## Task requirements
Select each line where the word "Price" appears.

───── Data excerpts ─────

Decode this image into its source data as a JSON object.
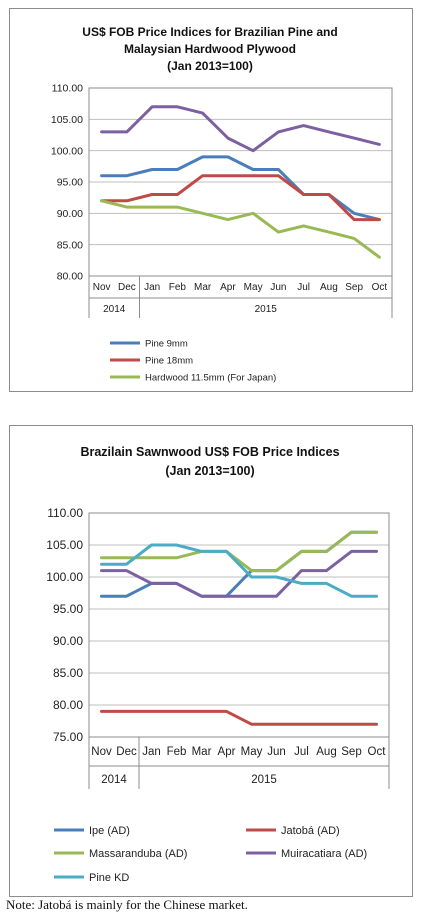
{
  "note": "Note: Jatobá is mainly for the Chinese market.",
  "chart_data": [
    {
      "type": "line",
      "title": [
        "US$ FOB Price Indices for Brazilian Pine and",
        "Malaysian Hardwood Plywood",
        "(Jan 2013=100)"
      ],
      "categories": [
        "Nov",
        "Dec",
        "Jan",
        "Feb",
        "Mar",
        "Apr",
        "May",
        "Jun",
        "Jul",
        "Aug",
        "Sep",
        "Oct"
      ],
      "year_groups": [
        {
          "label": "2014",
          "span": [
            0,
            1
          ]
        },
        {
          "label": "2015",
          "span": [
            2,
            11
          ]
        }
      ],
      "ylim": [
        80,
        110
      ],
      "yticks": [
        "80.00",
        "85.00",
        "90.00",
        "95.00",
        "100.00",
        "105.00",
        "110.00"
      ],
      "grid": true,
      "legend_position": "bottom",
      "series": [
        {
          "name": "Pine 9mm",
          "color": "#4a7ebb",
          "values": [
            96,
            96,
            97,
            97,
            99,
            99,
            97,
            97,
            93,
            93,
            90,
            89
          ]
        },
        {
          "name": "Pine 18mm",
          "color": "#be4b48",
          "values": [
            92,
            92,
            93,
            93,
            96,
            96,
            96,
            96,
            93,
            93,
            89,
            89
          ]
        },
        {
          "name": "Hardwood 11.5mm (For Japan)",
          "color": "#98b954",
          "values": [
            92,
            91,
            91,
            91,
            90,
            89,
            90,
            87,
            88,
            87,
            86,
            83
          ]
        },
        {
          "name": "",
          "color": "#7d60a0",
          "values": [
            103,
            103,
            107,
            107,
            106,
            102,
            100,
            103,
            104,
            103,
            102,
            101
          ]
        }
      ]
    },
    {
      "type": "line",
      "title": [
        "Brazilain Sawnwood US$ FOB Price Indices",
        "(Jan 2013=100)"
      ],
      "categories": [
        "Nov",
        "Dec",
        "Jan",
        "Feb",
        "Mar",
        "Apr",
        "May",
        "Jun",
        "Jul",
        "Aug",
        "Sep",
        "Oct"
      ],
      "year_groups": [
        {
          "label": "2014",
          "span": [
            0,
            1
          ]
        },
        {
          "label": "2015",
          "span": [
            2,
            11
          ]
        }
      ],
      "ylim": [
        75,
        110
      ],
      "yticks": [
        "75.00",
        "80.00",
        "85.00",
        "90.00",
        "95.00",
        "100.00",
        "105.00",
        "110.00"
      ],
      "grid": true,
      "legend_position": "bottom",
      "series": [
        {
          "name": "Ipe (AD)",
          "color": "#4a7ebb",
          "values": [
            97,
            97,
            99,
            99,
            97,
            97,
            101,
            101,
            104,
            104,
            107,
            107
          ]
        },
        {
          "name": "Jatobá (AD)",
          "color": "#be4b48",
          "values": [
            79,
            79,
            79,
            79,
            79,
            79,
            77,
            77,
            77,
            77,
            77,
            77
          ]
        },
        {
          "name": "Massaranduba (AD)",
          "color": "#98b954",
          "values": [
            103,
            103,
            103,
            103,
            104,
            104,
            101,
            101,
            104,
            104,
            107,
            107
          ]
        },
        {
          "name": "Muiracatiara (AD)",
          "color": "#7d60a0",
          "values": [
            101,
            101,
            99,
            99,
            97,
            97,
            97,
            97,
            101,
            101,
            104,
            104
          ]
        },
        {
          "name": "Pine KD",
          "color": "#4bacc6",
          "values": [
            102,
            102,
            105,
            105,
            104,
            104,
            100,
            100,
            99,
            99,
            97,
            97
          ]
        }
      ]
    }
  ]
}
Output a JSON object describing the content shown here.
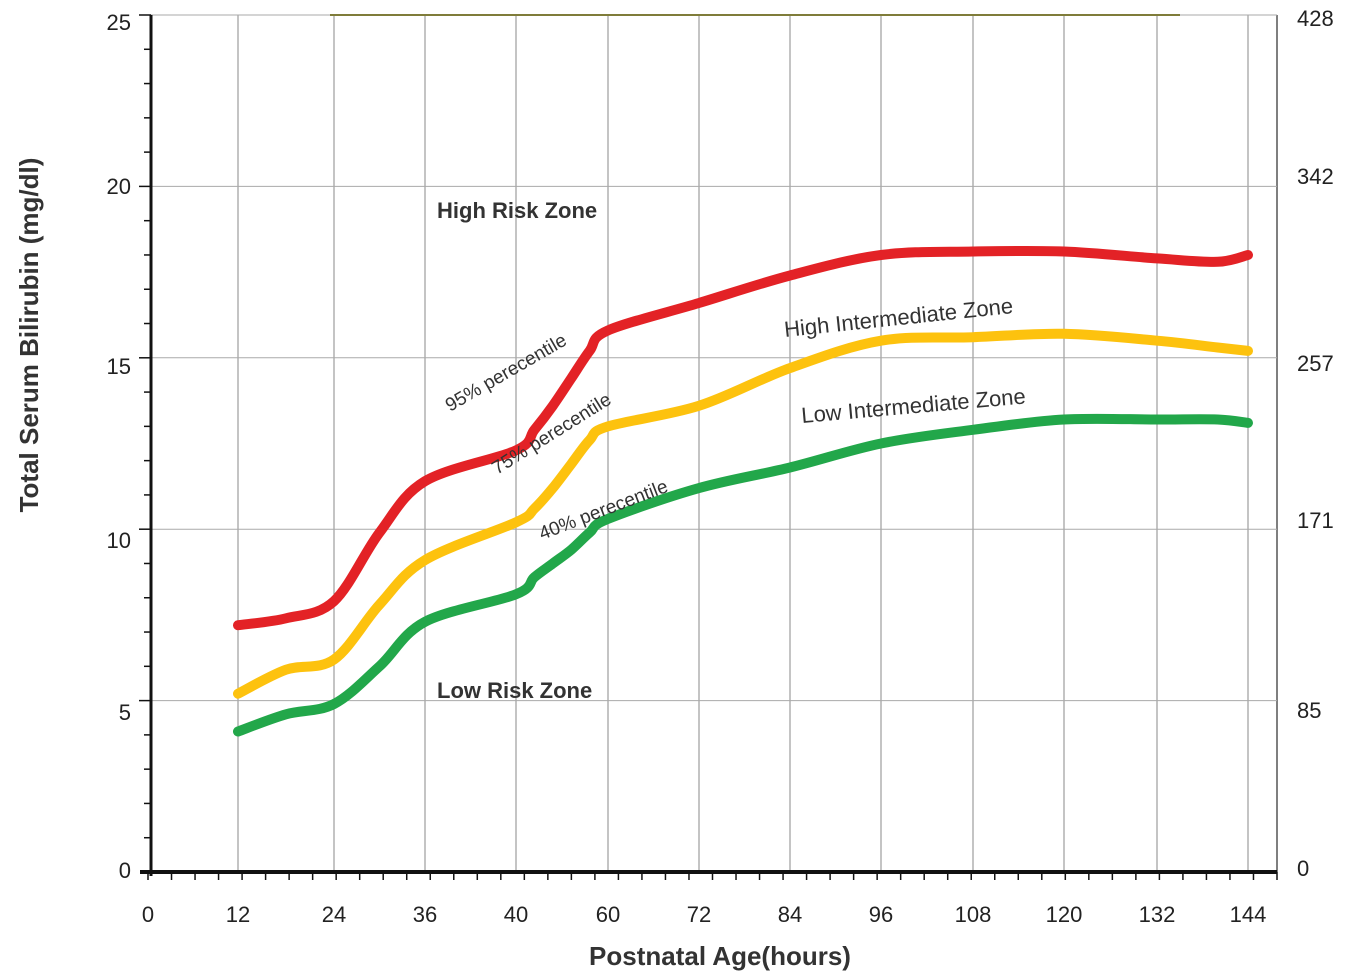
{
  "chart_data": {
    "type": "line",
    "xlabel": "Postnatal Age(hours)",
    "ylabel": "Total Serum Bilirubin (mg/dl)",
    "ylim": [
      0,
      25
    ],
    "y2_ticks": [
      "0",
      "85",
      "171",
      "257",
      "342",
      "428"
    ],
    "x_ticks": [
      "0",
      "12",
      "24",
      "36",
      "40",
      "60",
      "72",
      "84",
      "96",
      "108",
      "120",
      "132",
      "144"
    ],
    "y_ticks": [
      "0",
      "5",
      "10",
      "15",
      "20",
      "25"
    ],
    "grid": true,
    "series": [
      {
        "name": "95% perecentile",
        "color": "#e32226",
        "x": [
          12,
          18,
          24,
          30,
          36,
          40,
          44,
          48,
          52,
          56,
          60,
          72,
          84,
          96,
          108,
          120,
          132,
          140,
          144
        ],
        "y": [
          7.2,
          7.4,
          7.9,
          9.9,
          11.4,
          12.3,
          12.9,
          13.6,
          14.4,
          15.2,
          15.8,
          16.6,
          17.4,
          18.0,
          18.1,
          18.1,
          17.9,
          17.8,
          18.0
        ]
      },
      {
        "name": "75% perecentile",
        "color": "#fdc20e",
        "x": [
          12,
          18,
          24,
          30,
          36,
          40,
          44,
          48,
          52,
          56,
          60,
          72,
          84,
          96,
          108,
          120,
          132,
          140,
          144
        ],
        "y": [
          5.2,
          5.9,
          6.2,
          7.8,
          9.1,
          10.2,
          10.6,
          11.2,
          11.9,
          12.6,
          13.0,
          13.6,
          14.7,
          15.5,
          15.6,
          15.7,
          15.5,
          15.3,
          15.2
        ]
      },
      {
        "name": "40% perecentile",
        "color": "#22a74a",
        "x": [
          12,
          18,
          24,
          30,
          36,
          40,
          44,
          48,
          52,
          56,
          60,
          72,
          84,
          96,
          108,
          120,
          132,
          140,
          144
        ],
        "y": [
          4.1,
          4.6,
          4.9,
          6.0,
          7.3,
          8.1,
          8.6,
          9.0,
          9.4,
          9.9,
          10.3,
          11.2,
          11.8,
          12.5,
          12.9,
          13.2,
          13.2,
          13.2,
          13.1
        ]
      }
    ],
    "zones": {
      "high_risk": "High Risk Zone",
      "high_intermediate": "High Intermediate Zone",
      "low_intermediate": "Low Intermediate Zone",
      "low_risk": "Low Risk Zone"
    }
  }
}
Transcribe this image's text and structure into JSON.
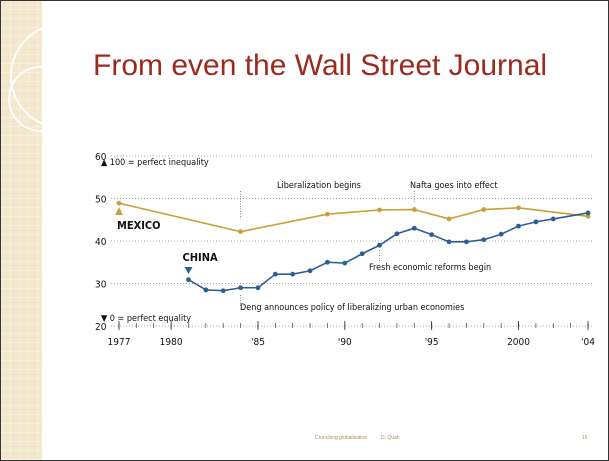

─────

## Solution
        "US$ FOB Price Indices for Brazilian Pine and",
        "Brazilain Sawnwood US$ FOB Price Indices",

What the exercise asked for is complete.